:: GIVEN INSTRUCTION ::
State the number of lines where "this" appears. Add nothing else.

# # # #

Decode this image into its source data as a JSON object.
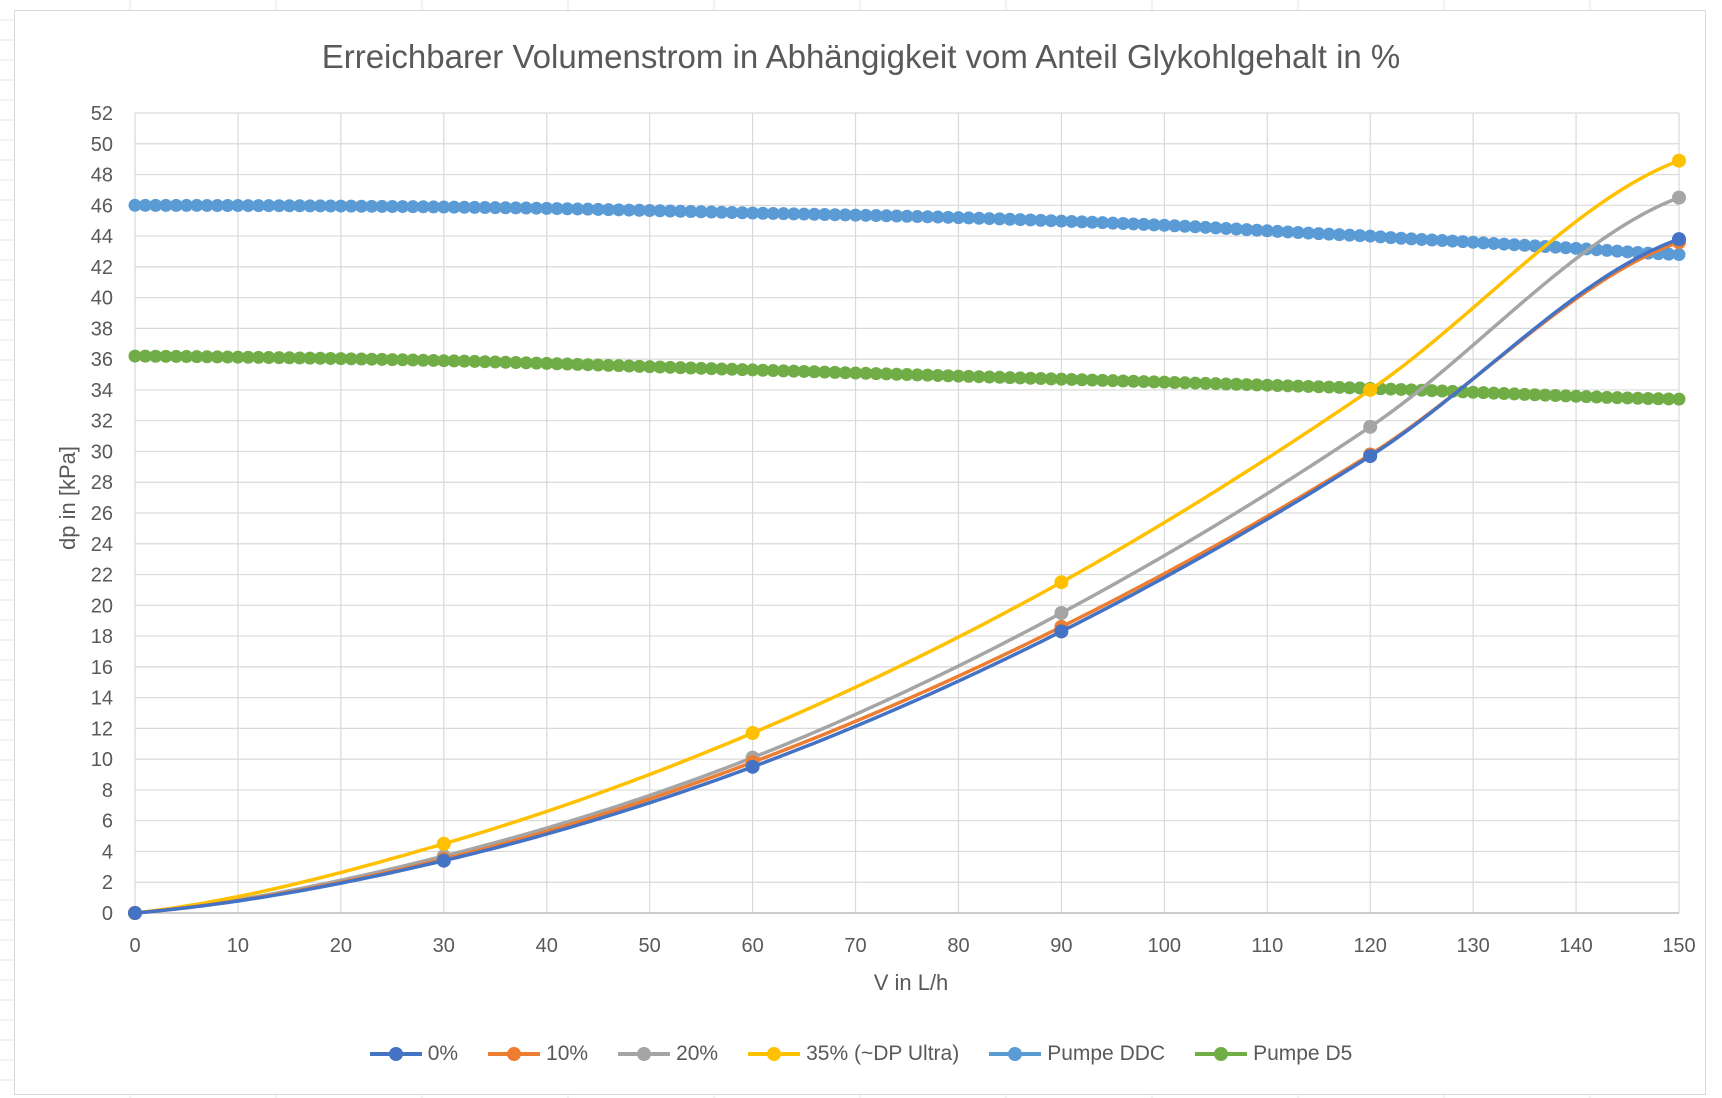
{
  "chart_data": {
    "type": "line",
    "title": "Erreichbarer Volumenstrom in Abhängigkeit vom Anteil Glykohlgehalt in %",
    "xlabel": "V in L/h",
    "ylabel": "dp in [kPa]",
    "xlim": [
      0,
      150
    ],
    "ylim": [
      0,
      52
    ],
    "xticks": [
      "0",
      "10",
      "20",
      "30",
      "40",
      "50",
      "60",
      "70",
      "80",
      "90",
      "100",
      "110",
      "120",
      "130",
      "140",
      "150"
    ],
    "yticks": [
      "0",
      "2",
      "4",
      "6",
      "8",
      "10",
      "12",
      "14",
      "16",
      "18",
      "20",
      "22",
      "24",
      "26",
      "28",
      "30",
      "32",
      "34",
      "36",
      "38",
      "40",
      "42",
      "44",
      "46",
      "48",
      "50",
      "52"
    ],
    "grid": true,
    "legend_position": "bottom",
    "series": [
      {
        "name": "0%",
        "color": "#4472c4",
        "x": [
          0,
          30,
          60,
          90,
          120,
          150
        ],
        "y": [
          0,
          3.4,
          9.5,
          18.3,
          29.7,
          43.8
        ]
      },
      {
        "name": "10%",
        "color": "#ed7d31",
        "x": [
          0,
          30,
          60,
          90,
          120,
          150
        ],
        "y": [
          0,
          3.5,
          9.8,
          18.6,
          29.8,
          43.6
        ]
      },
      {
        "name": "20%",
        "color": "#a5a5a5",
        "x": [
          0,
          30,
          60,
          90,
          120,
          150
        ],
        "y": [
          0,
          3.7,
          10.1,
          19.5,
          31.6,
          46.5
        ]
      },
      {
        "name": "35% (~DP Ultra)",
        "color": "#ffc000",
        "x": [
          0,
          30,
          60,
          90,
          120,
          150
        ],
        "y": [
          0,
          4.5,
          11.7,
          21.5,
          34.0,
          48.9
        ]
      },
      {
        "name": "Pumpe DDC",
        "color": "#5b9bd5",
        "x": [
          0,
          20,
          40,
          60,
          80,
          100,
          120,
          130,
          140,
          150
        ],
        "y": [
          46.0,
          45.95,
          45.8,
          45.5,
          45.2,
          44.7,
          44.0,
          43.6,
          43.2,
          42.8
        ]
      },
      {
        "name": "Pumpe D5",
        "color": "#70ad47",
        "x": [
          0,
          30,
          60,
          90,
          120,
          150
        ],
        "y": [
          36.2,
          35.9,
          35.3,
          34.7,
          34.1,
          33.4
        ]
      }
    ]
  }
}
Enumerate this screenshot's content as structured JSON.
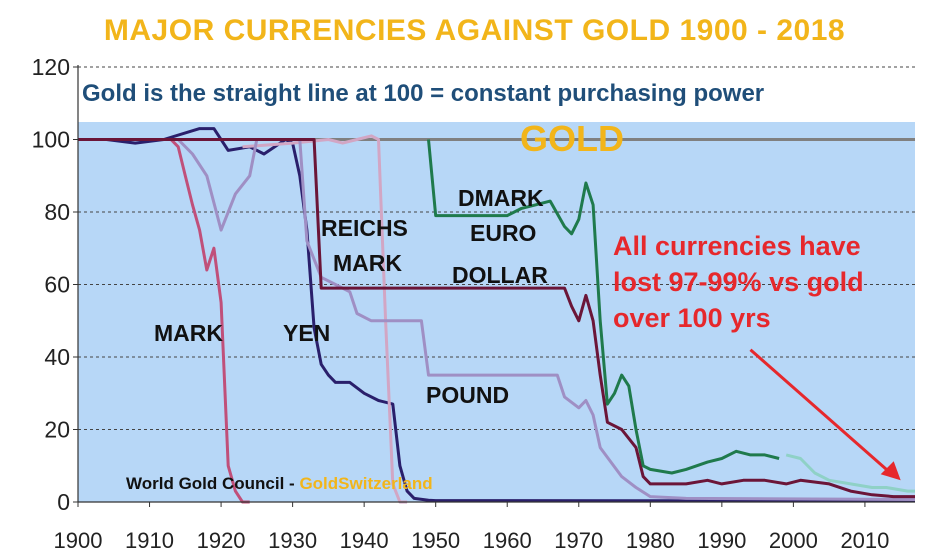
{
  "chart_data": {
    "type": "line",
    "title": "MAJOR CURRENCIES AGAINST GOLD 1900 - 2018",
    "subtitle": "Gold is the straight line at 100 = constant purchasing power",
    "xlim": [
      1900,
      2017
    ],
    "ylim": [
      0,
      120
    ],
    "x_ticks": [
      1900,
      1910,
      1920,
      1930,
      1940,
      1950,
      1960,
      1970,
      1980,
      1990,
      2000,
      2010
    ],
    "y_ticks": [
      0,
      20,
      40,
      60,
      80,
      100,
      120
    ],
    "grid": "horizontal dashed",
    "series": [
      {
        "name": "GOLD",
        "color": "#808080",
        "points": [
          [
            1900,
            100
          ],
          [
            2017,
            100
          ]
        ]
      },
      {
        "name": "MARK",
        "color": "#c0507a",
        "points": [
          [
            1900,
            100
          ],
          [
            1913,
            100
          ],
          [
            1914,
            98
          ],
          [
            1915,
            90
          ],
          [
            1916,
            82
          ],
          [
            1917,
            75
          ],
          [
            1918,
            64
          ],
          [
            1919,
            70
          ],
          [
            1920,
            55
          ],
          [
            1921,
            10
          ],
          [
            1922,
            3
          ],
          [
            1923,
            0
          ],
          [
            1924,
            0
          ]
        ]
      },
      {
        "name": "YEN",
        "color": "#2a1f6b",
        "points": [
          [
            1900,
            100
          ],
          [
            1904,
            100
          ],
          [
            1908,
            99
          ],
          [
            1912,
            100
          ],
          [
            1917,
            103
          ],
          [
            1919,
            103
          ],
          [
            1921,
            97
          ],
          [
            1924,
            98
          ],
          [
            1926,
            96
          ],
          [
            1929,
            100
          ],
          [
            1930,
            99
          ],
          [
            1931,
            90
          ],
          [
            1932,
            75
          ],
          [
            1933,
            48
          ],
          [
            1934,
            38
          ],
          [
            1935,
            35
          ],
          [
            1936,
            33
          ],
          [
            1938,
            33
          ],
          [
            1940,
            30
          ],
          [
            1942,
            28
          ],
          [
            1944,
            27
          ],
          [
            1945,
            10
          ],
          [
            1946,
            3
          ],
          [
            1947,
            1
          ],
          [
            1949,
            0.5
          ],
          [
            1950,
            0.4
          ],
          [
            2017,
            0.3
          ]
        ]
      },
      {
        "name": "REICHS MARK",
        "color": "#d2a6c4",
        "points": [
          [
            1923,
            98
          ],
          [
            1930,
            99
          ],
          [
            1935,
            100
          ],
          [
            1937,
            99
          ],
          [
            1939,
            100
          ],
          [
            1941,
            101
          ],
          [
            1942,
            100
          ],
          [
            1943,
            50
          ],
          [
            1944,
            5
          ],
          [
            1945,
            0
          ],
          [
            1946,
            0
          ]
        ]
      },
      {
        "name": "POUND",
        "color": "#9f8fc4",
        "points": [
          [
            1900,
            100
          ],
          [
            1914,
            100
          ],
          [
            1916,
            96
          ],
          [
            1918,
            90
          ],
          [
            1920,
            75
          ],
          [
            1922,
            85
          ],
          [
            1924,
            90
          ],
          [
            1925,
            100
          ],
          [
            1931,
            100
          ],
          [
            1932,
            72
          ],
          [
            1934,
            62
          ],
          [
            1936,
            60
          ],
          [
            1938,
            58
          ],
          [
            1939,
            52
          ],
          [
            1941,
            50
          ],
          [
            1945,
            50
          ],
          [
            1948,
            50
          ],
          [
            1949,
            35
          ],
          [
            1967,
            35
          ],
          [
            1968,
            29
          ],
          [
            1970,
            26
          ],
          [
            1971,
            28
          ],
          [
            1972,
            24
          ],
          [
            1973,
            15
          ],
          [
            1976,
            7
          ],
          [
            1978,
            4
          ],
          [
            1980,
            1.5
          ],
          [
            1985,
            1
          ],
          [
            2017,
            0.7
          ]
        ]
      },
      {
        "name": "DOLLAR",
        "color": "#6b1538",
        "points": [
          [
            1900,
            100
          ],
          [
            1933,
            100
          ],
          [
            1934,
            59
          ],
          [
            1944,
            59
          ],
          [
            1968,
            59
          ],
          [
            1969,
            54
          ],
          [
            1970,
            50
          ],
          [
            1971,
            57
          ],
          [
            1972,
            50
          ],
          [
            1973,
            35
          ],
          [
            1974,
            22
          ],
          [
            1976,
            20
          ],
          [
            1978,
            15
          ],
          [
            1979,
            7
          ],
          [
            1980,
            5
          ],
          [
            1982,
            5
          ],
          [
            1985,
            5
          ],
          [
            1988,
            6
          ],
          [
            1990,
            5
          ],
          [
            1993,
            6
          ],
          [
            1996,
            6
          ],
          [
            1999,
            5
          ],
          [
            2001,
            6
          ],
          [
            2005,
            5
          ],
          [
            2008,
            3
          ],
          [
            2011,
            2
          ],
          [
            2014,
            1.5
          ],
          [
            2017,
            1.5
          ]
        ]
      },
      {
        "name": "DMARK",
        "color": "#1f7a4c",
        "points": [
          [
            1949,
            100
          ],
          [
            1950,
            79
          ],
          [
            1960,
            79
          ],
          [
            1962,
            81
          ],
          [
            1964,
            82
          ],
          [
            1966,
            83
          ],
          [
            1968,
            76
          ],
          [
            1969,
            74
          ],
          [
            1970,
            78
          ],
          [
            1971,
            88
          ],
          [
            1972,
            82
          ],
          [
            1973,
            50
          ],
          [
            1974,
            27
          ],
          [
            1975,
            30
          ],
          [
            1976,
            35
          ],
          [
            1977,
            32
          ],
          [
            1978,
            20
          ],
          [
            1979,
            10
          ],
          [
            1980,
            9
          ],
          [
            1983,
            8
          ],
          [
            1985,
            9
          ],
          [
            1988,
            11
          ],
          [
            1990,
            12
          ],
          [
            1992,
            14
          ],
          [
            1994,
            13
          ],
          [
            1996,
            13
          ],
          [
            1998,
            12
          ]
        ]
      },
      {
        "name": "EURO",
        "color": "#8fd1c6",
        "points": [
          [
            1999,
            13
          ],
          [
            2001,
            12
          ],
          [
            2003,
            8
          ],
          [
            2005,
            6
          ],
          [
            2008,
            5
          ],
          [
            2011,
            4
          ],
          [
            2013,
            4
          ],
          [
            2016,
            3
          ],
          [
            2017,
            3
          ]
        ]
      }
    ],
    "annotations": [
      "All currencies have",
      "lost 97-99% vs gold",
      "over 100 yrs"
    ],
    "annotation_color": "#e6282c",
    "plot_bg": "#b7d7f7",
    "source": "World Gold Council - ",
    "source_brand": "GoldSwitzerland"
  },
  "labels": {
    "gold": "GOLD",
    "mark": "MARK",
    "yen": "YEN",
    "reichs": "REICHS",
    "reichs_mark": "MARK",
    "dmark": "DMARK",
    "euro": "EURO",
    "dollar": "DOLLAR",
    "pound": "POUND"
  }
}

# # # #

:: WORKED ANSWER ::
2